### Task instructions:
Read the data and repeat all of it exactly.

### Supplied data:
-- Begin --

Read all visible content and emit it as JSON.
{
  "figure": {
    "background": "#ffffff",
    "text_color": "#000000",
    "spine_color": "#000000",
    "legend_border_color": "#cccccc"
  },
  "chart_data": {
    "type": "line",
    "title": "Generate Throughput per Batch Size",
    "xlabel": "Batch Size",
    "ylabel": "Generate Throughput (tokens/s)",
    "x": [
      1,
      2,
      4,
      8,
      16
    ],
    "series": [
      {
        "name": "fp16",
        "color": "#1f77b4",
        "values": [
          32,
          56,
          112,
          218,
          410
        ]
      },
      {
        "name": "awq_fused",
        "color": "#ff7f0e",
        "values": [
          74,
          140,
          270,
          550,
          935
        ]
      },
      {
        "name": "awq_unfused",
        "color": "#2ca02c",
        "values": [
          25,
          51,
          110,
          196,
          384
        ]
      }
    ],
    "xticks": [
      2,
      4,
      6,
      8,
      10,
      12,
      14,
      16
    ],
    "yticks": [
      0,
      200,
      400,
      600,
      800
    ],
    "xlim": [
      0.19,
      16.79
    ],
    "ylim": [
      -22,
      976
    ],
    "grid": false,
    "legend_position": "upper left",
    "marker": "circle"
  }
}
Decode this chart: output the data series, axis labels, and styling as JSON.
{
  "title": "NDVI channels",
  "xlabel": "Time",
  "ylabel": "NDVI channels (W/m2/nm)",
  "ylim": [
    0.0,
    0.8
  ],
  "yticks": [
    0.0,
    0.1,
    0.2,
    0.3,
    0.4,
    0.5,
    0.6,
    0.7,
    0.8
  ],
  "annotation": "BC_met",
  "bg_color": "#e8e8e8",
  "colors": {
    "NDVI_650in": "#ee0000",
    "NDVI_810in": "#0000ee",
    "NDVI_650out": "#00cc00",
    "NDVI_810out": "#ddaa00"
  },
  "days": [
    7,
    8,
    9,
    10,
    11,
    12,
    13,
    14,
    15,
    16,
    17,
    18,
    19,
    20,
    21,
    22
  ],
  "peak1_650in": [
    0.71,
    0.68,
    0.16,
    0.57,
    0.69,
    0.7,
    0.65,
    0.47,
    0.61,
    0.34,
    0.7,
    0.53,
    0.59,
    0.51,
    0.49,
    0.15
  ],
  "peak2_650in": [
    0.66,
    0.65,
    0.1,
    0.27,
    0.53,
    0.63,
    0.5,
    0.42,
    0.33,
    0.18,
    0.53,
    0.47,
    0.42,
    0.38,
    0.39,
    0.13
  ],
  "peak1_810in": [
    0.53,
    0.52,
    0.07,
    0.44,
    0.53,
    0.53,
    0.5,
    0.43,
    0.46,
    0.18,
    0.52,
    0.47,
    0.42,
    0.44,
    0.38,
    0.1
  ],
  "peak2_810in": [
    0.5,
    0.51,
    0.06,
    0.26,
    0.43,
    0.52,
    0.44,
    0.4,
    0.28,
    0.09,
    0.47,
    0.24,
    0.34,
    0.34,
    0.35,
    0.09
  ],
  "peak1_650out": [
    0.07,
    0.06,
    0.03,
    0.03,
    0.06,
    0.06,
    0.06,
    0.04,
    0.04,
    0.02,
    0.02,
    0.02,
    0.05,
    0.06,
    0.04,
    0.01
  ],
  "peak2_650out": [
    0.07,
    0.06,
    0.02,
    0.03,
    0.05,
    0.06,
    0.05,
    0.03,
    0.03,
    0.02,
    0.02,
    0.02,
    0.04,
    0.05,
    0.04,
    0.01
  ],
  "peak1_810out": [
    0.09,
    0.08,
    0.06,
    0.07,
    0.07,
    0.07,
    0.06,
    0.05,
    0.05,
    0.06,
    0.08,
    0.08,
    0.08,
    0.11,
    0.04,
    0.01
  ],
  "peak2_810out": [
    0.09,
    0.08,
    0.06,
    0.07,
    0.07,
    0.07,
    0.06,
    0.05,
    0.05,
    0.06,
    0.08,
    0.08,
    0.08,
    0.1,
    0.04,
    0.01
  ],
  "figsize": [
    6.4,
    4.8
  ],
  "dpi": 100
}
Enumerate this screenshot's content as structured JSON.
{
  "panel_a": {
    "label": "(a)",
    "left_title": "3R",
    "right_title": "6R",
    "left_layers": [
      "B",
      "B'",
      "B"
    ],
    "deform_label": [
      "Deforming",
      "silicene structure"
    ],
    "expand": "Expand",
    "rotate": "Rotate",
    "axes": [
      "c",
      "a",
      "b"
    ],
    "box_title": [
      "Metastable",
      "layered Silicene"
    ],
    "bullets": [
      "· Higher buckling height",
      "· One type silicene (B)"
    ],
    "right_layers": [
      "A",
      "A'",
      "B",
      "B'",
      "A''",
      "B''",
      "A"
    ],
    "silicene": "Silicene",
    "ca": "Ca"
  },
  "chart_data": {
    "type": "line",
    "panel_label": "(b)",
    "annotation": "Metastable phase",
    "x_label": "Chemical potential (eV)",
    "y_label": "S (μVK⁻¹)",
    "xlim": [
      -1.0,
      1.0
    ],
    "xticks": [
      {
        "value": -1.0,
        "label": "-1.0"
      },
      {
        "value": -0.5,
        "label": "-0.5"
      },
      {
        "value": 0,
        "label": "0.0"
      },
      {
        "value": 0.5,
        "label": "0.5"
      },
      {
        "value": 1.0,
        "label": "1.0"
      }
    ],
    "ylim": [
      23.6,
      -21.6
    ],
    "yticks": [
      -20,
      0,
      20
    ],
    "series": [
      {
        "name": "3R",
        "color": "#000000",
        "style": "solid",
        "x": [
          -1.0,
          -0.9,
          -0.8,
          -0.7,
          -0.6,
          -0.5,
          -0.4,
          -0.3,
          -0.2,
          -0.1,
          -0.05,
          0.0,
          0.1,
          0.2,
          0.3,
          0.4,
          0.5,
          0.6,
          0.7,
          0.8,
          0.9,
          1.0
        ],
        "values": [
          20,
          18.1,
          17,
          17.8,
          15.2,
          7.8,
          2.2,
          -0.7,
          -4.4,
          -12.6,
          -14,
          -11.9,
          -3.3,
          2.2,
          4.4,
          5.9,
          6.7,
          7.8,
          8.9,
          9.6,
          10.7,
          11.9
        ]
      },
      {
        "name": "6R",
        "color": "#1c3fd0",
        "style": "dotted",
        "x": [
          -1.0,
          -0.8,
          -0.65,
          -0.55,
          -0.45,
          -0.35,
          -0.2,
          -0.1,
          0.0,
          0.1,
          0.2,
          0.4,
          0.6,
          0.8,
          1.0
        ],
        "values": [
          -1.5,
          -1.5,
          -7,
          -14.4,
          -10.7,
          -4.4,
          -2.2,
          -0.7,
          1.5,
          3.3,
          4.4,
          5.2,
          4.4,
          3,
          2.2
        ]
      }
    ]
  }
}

-- End --

### Answer in full:
Read all visible content and emit it as JSON.
{
  "figure": {
    "background": "#ffffff",
    "text_color": "#000000",
    "spine_color": "#000000",
    "legend_border_color": "#cccccc"
  },
  "chart_data": {
    "type": "line",
    "title": "Generate Throughput per Batch Size",
    "xlabel": "Batch Size",
    "ylabel": "Generate Throughput (tokens/s)",
    "x": [
      1,
      2,
      4,
      8,
      16
    ],
    "series": [
      {
        "name": "fp16",
        "color": "#1f77b4",
        "values": [
          32,
          56,
          112,
          218,
          410
        ]
      },
      {
        "name": "awq_fused",
        "color": "#ff7f0e",
        "values": [
          74,
          140,
          270,
          550,
          935
        ]
      },
      {
        "name": "awq_unfused",
        "color": "#2ca02c",
        "values": [
          25,
          51,
          110,
          196,
          384
        ]
      }
    ],
    "xticks": [
      2,
      4,
      6,
      8,
      10,
      12,
      14,
      16
    ],
    "yticks": [
      0,
      200,
      400,
      600,
      800
    ],
    "xlim": [
      0.19,
      16.79
    ],
    "ylim": [
      -22,
      976
    ],
    "grid": false,
    "legend_position": "upper left",
    "marker": "circle"
  }
}
Decode this chart: output the data series, axis labels, and styling as JSON.
{
  "title": "NDVI channels",
  "xlabel": "Time",
  "ylabel": "NDVI channels (W/m2/nm)",
  "ylim": [
    0.0,
    0.8
  ],
  "yticks": [
    0.0,
    0.1,
    0.2,
    0.3,
    0.4,
    0.5,
    0.6,
    0.7,
    0.8
  ],
  "annotation": "BC_met",
  "bg_color": "#e8e8e8",
  "colors": {
    "NDVI_650in": "#ee0000",
    "NDVI_810in": "#0000ee",
    "NDVI_650out": "#00cc00",
    "NDVI_810out": "#ddaa00"
  },
  "days": [
    7,
    8,
    9,
    10,
    11,
    12,
    13,
    14,
    15,
    16,
    17,
    18,
    19,
    20,
    21,
    22
  ],
  "peak1_650in": [
    0.71,
    0.68,
    0.16,
    0.57,
    0.69,
    0.7,
    0.65,
    0.47,
    0.61,
    0.34,
    0.7,
    0.53,
    0.59,
    0.51,
    0.49,
    0.15
  ],
  "peak2_650in": [
    0.66,
    0.65,
    0.1,
    0.27,
    0.53,
    0.63,
    0.5,
    0.42,
    0.33,
    0.18,
    0.53,
    0.47,
    0.42,
    0.38,
    0.39,
    0.13
  ],
  "peak1_810in": [
    0.53,
    0.52,
    0.07,
    0.44,
    0.53,
    0.53,
    0.5,
    0.43,
    0.46,
    0.18,
    0.52,
    0.47,
    0.42,
    0.44,
    0.38,
    0.1
  ],
  "peak2_810in": [
    0.5,
    0.51,
    0.06,
    0.26,
    0.43,
    0.52,
    0.44,
    0.4,
    0.28,
    0.09,
    0.47,
    0.24,
    0.34,
    0.34,
    0.35,
    0.09
  ],
  "peak1_650out": [
    0.07,
    0.06,
    0.03,
    0.03,
    0.06,
    0.06,
    0.06,
    0.04,
    0.04,
    0.02,
    0.02,
    0.02,
    0.05,
    0.06,
    0.04,
    0.01
  ],
  "peak2_650out": [
    0.07,
    0.06,
    0.02,
    0.03,
    0.05,
    0.06,
    0.05,
    0.03,
    0.03,
    0.02,
    0.02,
    0.02,
    0.04,
    0.05,
    0.04,
    0.01
  ],
  "peak1_810out": [
    0.09,
    0.08,
    0.06,
    0.07,
    0.07,
    0.07,
    0.06,
    0.05,
    0.05,
    0.06,
    0.08,
    0.08,
    0.08,
    0.11,
    0.04,
    0.01
  ],
  "peak2_810out": [
    0.09,
    0.08,
    0.06,
    0.07,
    0.07,
    0.07,
    0.06,
    0.05,
    0.05,
    0.06,
    0.08,
    0.08,
    0.08,
    0.1,
    0.04,
    0.01
  ],
  "figsize": [
    6.4,
    4.8
  ],
  "dpi": 100
}
Enumerate this screenshot's content as structured JSON.
{
  "panel_a": {
    "label": "(a)",
    "left_title": "3R",
    "right_title": "6R",
    "left_layers": [
      "B",
      "B'",
      "B"
    ],
    "deform_label": [
      "Deforming",
      "silicene structure"
    ],
    "expand": "Expand",
    "rotate": "Rotate",
    "axes": [
      "c",
      "a",
      "b"
    ],
    "box_title": [
      "Metastable",
      "layered Silicene"
    ],
    "bullets": [
      "· Higher buckling height",
      "· One type silicene (B)"
    ],
    "right_layers": [
      "A",
      "A'",
      "B",
      "B'",
      "A''",
      "B''",
      "A"
    ],
    "silicene": "Silicene",
    "ca": "Ca"
  },
  "chart_data": {
    "type": "line",
    "panel_label": "(b)",
    "annotation": "Metastable phase",
    "x_label": "Chemical potential (eV)",
    "y_label": "S (μVK⁻¹)",
    "xlim": [
      -1.0,
      1.0
    ],
    "xticks": [
      {
        "value": -1.0,
        "label": "-1.0"
      },
      {
        "value": -0.5,
        "label": "-0.5"
      },
      {
        "value": 0,
        "label": "0.0"
      },
      {
        "value": 0.5,
        "label": "0.5"
      },
      {
        "value": 1.0,
        "label": "1.0"
      }
    ],
    "ylim": [
      23.6,
      -21.6
    ],
    "yticks": [
      -20,
      0,
      20
    ],
    "series": [
      {
        "name": "3R",
        "color": "#000000",
        "style": "solid",
        "x": [
          -1.0,
          -0.9,
          -0.8,
          -0.7,
          -0.6,
          -0.5,
          -0.4,
          -0.3,
          -0.2,
          -0.1,
          -0.05,
          0.0,
          0.1,
          0.2,
          0.3,
          0.4,
          0.5,
          0.6,
          0.7,
          0.8,
          0.9,
          1.0
        ],
        "values": [
          20,
          18.1,
          17,
          17.8,
          15.2,
          7.8,
          2.2,
          -0.7,
          -4.4,
          -12.6,
          -14,
          -11.9,
          -3.3,
          2.2,
          4.4,
          5.9,
          6.7,
          7.8,
          8.9,
          9.6,
          10.7,
          11.9
        ]
      },
      {
        "name": "6R",
        "color": "#1c3fd0",
        "style": "dotted",
        "x": [
          -1.0,
          -0.8,
          -0.65,
          -0.55,
          -0.45,
          -0.35,
          -0.2,
          -0.1,
          0.0,
          0.1,
          0.2,
          0.4,
          0.6,
          0.8,
          1.0
        ],
        "values": [
          -1.5,
          -1.5,
          -7,
          -14.4,
          -10.7,
          -4.4,
          -2.2,
          -0.7,
          1.5,
          3.3,
          4.4,
          5.2,
          4.4,
          3,
          2.2
        ]
      }
    ]
  }
}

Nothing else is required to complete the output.